Short task:
Using the entries that follow, collect the lines where the word "Gumapac" appears.

Records to process:
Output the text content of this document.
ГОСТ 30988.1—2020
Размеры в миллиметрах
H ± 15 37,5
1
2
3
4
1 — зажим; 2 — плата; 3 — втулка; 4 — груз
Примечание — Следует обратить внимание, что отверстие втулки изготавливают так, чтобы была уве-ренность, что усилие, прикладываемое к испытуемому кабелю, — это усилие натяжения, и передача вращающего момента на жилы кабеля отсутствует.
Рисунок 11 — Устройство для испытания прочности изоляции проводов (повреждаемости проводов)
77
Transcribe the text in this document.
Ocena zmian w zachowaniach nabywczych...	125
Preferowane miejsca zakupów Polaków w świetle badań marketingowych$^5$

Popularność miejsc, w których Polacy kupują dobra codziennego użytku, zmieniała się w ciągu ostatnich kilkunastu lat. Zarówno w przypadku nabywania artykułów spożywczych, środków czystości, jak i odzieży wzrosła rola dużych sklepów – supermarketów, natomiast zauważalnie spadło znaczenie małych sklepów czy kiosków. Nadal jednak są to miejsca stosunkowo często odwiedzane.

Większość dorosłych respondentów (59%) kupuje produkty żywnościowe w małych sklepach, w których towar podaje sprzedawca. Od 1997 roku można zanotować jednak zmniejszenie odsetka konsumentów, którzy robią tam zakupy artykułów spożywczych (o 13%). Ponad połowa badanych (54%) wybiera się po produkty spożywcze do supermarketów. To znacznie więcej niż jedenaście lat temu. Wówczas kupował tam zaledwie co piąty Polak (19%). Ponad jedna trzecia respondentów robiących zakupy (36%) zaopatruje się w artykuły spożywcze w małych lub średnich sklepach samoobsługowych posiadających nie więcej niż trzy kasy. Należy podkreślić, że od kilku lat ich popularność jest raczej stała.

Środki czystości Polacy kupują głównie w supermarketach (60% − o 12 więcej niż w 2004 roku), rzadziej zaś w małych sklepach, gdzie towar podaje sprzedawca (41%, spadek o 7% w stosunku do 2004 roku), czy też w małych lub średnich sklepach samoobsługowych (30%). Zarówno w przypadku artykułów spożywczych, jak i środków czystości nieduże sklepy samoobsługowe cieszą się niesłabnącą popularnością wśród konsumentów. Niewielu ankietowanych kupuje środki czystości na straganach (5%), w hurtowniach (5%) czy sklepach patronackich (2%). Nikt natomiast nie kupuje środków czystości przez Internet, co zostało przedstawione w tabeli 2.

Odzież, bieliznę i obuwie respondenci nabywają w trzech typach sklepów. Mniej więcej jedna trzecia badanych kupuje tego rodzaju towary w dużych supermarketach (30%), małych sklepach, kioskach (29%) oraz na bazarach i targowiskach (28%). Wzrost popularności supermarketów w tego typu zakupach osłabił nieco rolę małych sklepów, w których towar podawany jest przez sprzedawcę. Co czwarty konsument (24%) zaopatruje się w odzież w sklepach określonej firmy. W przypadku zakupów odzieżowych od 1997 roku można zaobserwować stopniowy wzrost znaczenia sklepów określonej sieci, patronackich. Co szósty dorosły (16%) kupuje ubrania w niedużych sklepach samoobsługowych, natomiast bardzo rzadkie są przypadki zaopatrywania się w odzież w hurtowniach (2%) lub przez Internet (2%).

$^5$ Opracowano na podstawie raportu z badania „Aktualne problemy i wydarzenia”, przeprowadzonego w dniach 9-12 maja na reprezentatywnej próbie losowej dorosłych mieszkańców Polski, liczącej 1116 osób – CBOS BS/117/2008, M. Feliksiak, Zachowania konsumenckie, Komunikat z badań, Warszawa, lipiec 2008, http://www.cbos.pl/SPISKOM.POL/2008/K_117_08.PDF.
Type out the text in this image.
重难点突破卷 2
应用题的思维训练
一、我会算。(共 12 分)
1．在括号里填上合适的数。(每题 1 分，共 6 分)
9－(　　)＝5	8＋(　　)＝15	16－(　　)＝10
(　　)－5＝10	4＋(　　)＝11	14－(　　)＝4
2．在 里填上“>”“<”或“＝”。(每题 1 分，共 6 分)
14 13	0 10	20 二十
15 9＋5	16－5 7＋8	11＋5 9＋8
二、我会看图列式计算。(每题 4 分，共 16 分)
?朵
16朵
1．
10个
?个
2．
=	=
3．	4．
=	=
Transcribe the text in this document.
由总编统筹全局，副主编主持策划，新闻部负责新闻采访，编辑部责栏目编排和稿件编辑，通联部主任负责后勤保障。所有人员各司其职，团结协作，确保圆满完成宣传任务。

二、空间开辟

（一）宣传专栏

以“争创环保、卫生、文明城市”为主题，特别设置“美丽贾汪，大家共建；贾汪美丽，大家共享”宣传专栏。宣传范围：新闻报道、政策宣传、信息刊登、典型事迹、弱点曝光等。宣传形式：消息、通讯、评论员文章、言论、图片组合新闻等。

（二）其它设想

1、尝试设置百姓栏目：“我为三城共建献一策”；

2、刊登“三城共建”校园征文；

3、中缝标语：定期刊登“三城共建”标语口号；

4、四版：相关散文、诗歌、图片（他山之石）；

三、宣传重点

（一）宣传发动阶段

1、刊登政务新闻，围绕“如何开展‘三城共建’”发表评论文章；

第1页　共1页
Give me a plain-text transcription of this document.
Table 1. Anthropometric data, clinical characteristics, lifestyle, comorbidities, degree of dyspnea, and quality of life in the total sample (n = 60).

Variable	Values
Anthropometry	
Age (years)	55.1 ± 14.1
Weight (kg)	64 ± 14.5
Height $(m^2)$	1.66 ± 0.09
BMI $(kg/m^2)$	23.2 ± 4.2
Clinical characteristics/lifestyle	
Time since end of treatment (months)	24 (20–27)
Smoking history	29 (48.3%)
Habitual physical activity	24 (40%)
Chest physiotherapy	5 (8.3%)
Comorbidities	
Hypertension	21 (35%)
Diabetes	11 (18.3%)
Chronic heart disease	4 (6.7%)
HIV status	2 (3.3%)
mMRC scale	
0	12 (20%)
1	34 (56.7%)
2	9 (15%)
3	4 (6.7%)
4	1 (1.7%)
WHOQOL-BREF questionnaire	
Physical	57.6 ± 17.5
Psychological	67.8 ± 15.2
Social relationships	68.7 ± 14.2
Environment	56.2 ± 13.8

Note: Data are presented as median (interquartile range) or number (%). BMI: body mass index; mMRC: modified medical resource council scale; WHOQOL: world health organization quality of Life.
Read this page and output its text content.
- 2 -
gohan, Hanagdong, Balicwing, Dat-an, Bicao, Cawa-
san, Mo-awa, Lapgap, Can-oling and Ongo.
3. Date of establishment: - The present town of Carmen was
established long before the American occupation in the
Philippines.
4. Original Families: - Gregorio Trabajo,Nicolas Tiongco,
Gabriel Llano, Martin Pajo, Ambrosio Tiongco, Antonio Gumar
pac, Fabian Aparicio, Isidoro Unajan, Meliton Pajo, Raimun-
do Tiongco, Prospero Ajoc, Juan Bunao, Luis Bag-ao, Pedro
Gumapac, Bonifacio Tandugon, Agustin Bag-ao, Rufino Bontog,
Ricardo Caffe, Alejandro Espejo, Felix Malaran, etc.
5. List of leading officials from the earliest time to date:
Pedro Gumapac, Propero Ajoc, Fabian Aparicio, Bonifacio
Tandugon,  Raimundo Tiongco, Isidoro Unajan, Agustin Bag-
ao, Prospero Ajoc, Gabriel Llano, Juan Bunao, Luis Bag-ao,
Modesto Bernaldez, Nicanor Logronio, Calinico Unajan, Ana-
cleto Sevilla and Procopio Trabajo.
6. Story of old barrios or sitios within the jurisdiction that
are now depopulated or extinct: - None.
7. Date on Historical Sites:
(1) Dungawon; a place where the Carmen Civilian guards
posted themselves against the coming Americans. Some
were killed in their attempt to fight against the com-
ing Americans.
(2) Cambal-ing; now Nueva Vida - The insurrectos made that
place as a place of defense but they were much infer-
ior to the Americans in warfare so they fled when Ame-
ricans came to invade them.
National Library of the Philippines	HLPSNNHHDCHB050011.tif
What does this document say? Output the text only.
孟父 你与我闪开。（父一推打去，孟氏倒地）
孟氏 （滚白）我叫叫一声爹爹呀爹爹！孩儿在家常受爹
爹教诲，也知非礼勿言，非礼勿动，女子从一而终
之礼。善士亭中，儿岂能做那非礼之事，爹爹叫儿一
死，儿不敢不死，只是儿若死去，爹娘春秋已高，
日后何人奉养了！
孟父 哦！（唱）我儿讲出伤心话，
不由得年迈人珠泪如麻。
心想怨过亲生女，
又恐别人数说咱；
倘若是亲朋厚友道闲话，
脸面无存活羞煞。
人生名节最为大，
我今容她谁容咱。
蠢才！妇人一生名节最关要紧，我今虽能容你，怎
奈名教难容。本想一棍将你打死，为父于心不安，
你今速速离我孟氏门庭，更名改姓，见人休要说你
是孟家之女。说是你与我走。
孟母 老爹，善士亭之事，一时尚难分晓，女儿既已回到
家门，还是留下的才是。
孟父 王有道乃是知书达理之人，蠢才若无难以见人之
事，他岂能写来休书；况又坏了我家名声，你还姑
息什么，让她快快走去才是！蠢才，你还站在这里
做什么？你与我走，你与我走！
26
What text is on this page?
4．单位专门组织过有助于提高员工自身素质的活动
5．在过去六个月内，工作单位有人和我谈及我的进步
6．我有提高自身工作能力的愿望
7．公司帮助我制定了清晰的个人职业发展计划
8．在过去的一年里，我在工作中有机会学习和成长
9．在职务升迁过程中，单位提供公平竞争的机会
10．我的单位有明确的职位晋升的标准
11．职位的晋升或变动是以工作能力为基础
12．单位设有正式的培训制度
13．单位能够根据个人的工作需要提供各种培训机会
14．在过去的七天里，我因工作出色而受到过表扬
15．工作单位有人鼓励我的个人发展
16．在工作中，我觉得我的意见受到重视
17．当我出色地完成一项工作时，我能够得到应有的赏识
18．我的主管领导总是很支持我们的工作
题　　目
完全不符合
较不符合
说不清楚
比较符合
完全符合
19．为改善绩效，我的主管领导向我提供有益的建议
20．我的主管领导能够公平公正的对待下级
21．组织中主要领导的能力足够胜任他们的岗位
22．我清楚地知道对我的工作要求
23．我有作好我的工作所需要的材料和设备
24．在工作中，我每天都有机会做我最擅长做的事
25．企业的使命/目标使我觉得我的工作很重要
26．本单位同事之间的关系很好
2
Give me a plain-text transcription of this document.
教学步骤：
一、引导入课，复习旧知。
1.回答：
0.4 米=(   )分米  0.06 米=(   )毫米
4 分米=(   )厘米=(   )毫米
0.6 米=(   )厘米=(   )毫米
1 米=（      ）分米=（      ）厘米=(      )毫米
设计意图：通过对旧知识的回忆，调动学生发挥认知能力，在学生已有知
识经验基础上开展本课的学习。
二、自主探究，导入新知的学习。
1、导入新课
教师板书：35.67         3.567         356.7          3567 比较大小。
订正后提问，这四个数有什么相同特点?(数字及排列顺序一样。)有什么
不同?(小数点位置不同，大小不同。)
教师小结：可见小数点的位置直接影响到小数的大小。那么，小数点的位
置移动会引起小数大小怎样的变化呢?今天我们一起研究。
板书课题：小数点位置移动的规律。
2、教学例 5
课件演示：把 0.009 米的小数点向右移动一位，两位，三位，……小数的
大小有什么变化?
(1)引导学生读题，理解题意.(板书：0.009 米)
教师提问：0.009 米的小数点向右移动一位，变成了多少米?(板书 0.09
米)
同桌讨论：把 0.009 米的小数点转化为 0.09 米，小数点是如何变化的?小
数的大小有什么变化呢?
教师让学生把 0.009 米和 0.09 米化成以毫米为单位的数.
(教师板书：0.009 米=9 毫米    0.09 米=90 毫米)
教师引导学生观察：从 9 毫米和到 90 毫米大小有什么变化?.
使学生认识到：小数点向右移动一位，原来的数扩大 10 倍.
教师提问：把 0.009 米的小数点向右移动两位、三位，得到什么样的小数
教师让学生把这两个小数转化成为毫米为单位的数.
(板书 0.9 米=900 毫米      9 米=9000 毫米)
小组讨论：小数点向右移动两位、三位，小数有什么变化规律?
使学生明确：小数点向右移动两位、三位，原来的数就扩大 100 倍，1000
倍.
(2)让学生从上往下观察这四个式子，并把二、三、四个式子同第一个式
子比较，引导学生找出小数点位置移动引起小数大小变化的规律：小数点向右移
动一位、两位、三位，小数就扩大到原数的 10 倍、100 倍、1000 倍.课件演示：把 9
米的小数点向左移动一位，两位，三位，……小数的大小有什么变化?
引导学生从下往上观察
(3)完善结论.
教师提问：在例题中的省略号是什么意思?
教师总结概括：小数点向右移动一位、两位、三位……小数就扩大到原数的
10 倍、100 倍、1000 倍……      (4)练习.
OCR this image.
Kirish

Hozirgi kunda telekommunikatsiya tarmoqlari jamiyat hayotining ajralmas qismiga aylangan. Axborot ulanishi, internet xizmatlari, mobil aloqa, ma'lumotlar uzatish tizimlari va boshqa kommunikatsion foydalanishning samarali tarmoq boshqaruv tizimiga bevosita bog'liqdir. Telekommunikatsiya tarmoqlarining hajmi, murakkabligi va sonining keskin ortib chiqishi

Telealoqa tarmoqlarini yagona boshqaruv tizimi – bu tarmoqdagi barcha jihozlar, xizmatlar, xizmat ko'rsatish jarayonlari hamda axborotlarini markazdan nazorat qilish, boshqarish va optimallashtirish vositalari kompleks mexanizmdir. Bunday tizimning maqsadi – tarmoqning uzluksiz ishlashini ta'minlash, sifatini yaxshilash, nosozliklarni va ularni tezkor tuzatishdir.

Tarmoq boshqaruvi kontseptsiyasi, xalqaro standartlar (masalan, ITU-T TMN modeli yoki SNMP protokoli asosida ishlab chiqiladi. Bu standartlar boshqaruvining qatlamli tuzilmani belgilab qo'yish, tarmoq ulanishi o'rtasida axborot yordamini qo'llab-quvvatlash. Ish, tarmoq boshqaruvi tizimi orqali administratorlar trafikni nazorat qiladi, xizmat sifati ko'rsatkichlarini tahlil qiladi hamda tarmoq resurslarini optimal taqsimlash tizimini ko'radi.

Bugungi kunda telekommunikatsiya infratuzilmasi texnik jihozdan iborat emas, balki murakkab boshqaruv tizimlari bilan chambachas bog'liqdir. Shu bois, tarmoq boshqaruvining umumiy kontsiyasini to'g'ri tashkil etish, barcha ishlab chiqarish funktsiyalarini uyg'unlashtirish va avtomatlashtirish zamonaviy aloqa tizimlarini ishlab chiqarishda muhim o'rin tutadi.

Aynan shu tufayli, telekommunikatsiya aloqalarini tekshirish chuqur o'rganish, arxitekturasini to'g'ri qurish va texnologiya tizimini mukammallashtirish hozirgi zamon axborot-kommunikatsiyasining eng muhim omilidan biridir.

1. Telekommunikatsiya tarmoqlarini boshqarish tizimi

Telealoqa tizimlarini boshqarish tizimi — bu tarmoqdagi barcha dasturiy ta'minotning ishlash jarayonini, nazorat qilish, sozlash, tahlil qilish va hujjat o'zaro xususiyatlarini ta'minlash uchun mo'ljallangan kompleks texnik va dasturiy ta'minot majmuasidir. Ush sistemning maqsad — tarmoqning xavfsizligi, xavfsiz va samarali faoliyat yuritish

Answer to the exercise:
Gumapac, Bonifacio Tandugon, Agustin Bag-ao, Rufino Bontog,
Pedro Gumapac, Propero Ajoc, Fabian Aparicio, Bonifacio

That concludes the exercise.